Rows from a dataset:

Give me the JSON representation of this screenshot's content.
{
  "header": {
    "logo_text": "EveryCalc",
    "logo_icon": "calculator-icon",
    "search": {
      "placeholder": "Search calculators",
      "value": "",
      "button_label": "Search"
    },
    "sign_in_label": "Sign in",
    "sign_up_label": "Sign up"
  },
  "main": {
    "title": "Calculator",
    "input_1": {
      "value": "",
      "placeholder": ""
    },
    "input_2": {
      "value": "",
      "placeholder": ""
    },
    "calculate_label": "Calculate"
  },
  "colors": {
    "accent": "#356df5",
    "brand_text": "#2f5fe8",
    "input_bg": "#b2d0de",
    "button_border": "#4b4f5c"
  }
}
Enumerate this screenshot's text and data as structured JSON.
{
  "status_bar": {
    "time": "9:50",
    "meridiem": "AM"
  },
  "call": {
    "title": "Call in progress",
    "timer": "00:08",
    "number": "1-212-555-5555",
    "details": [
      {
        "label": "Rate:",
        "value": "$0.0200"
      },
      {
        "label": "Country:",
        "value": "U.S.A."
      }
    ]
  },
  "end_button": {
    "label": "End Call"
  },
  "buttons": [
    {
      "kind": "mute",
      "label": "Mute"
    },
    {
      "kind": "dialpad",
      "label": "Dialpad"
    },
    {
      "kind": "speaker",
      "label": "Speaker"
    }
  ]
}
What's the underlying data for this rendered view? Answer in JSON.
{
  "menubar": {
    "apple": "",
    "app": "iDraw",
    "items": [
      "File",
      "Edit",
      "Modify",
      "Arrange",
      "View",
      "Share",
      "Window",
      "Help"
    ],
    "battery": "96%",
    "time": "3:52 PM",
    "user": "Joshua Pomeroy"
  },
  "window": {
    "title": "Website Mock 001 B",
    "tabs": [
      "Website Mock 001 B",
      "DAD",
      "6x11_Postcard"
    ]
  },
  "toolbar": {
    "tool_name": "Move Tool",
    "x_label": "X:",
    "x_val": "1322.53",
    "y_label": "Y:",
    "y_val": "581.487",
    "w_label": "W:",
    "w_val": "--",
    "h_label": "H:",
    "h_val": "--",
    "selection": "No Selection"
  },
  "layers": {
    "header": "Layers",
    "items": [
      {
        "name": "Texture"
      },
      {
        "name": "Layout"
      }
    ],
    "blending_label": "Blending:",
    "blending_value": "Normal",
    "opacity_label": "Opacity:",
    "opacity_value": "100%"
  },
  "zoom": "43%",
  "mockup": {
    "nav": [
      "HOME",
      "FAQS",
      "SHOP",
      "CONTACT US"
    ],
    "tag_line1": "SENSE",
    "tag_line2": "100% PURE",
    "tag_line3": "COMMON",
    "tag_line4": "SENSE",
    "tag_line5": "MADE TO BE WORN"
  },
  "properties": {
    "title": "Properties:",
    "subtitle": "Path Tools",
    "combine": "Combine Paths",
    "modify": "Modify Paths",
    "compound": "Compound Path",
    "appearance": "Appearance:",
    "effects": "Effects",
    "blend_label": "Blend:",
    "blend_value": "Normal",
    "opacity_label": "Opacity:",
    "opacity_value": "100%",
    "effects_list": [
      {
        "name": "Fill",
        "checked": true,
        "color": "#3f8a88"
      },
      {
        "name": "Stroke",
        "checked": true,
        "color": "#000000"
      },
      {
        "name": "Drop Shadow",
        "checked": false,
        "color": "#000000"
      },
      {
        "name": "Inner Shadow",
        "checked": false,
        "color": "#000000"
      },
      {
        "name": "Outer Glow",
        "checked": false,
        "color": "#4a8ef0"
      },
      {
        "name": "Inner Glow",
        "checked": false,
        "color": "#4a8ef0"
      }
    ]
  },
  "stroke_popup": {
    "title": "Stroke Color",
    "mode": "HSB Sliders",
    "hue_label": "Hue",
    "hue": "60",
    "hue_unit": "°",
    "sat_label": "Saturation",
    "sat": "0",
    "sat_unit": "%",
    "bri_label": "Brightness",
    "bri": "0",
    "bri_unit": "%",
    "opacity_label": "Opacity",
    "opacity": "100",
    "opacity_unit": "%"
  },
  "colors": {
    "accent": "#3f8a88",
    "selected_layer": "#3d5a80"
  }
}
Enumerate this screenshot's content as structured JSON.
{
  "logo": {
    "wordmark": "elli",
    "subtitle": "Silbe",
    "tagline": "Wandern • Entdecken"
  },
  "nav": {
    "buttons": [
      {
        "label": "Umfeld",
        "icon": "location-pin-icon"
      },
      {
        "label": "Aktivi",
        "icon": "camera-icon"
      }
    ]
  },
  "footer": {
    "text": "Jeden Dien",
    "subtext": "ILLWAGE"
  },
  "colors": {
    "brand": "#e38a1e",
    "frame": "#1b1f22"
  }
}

What is asked
Identify every line above that includes the word "content", and show those lines.

Response to the exercise
Give me the JSON representation of this screenshot's content.
Enumerate this screenshot's content as structured JSON.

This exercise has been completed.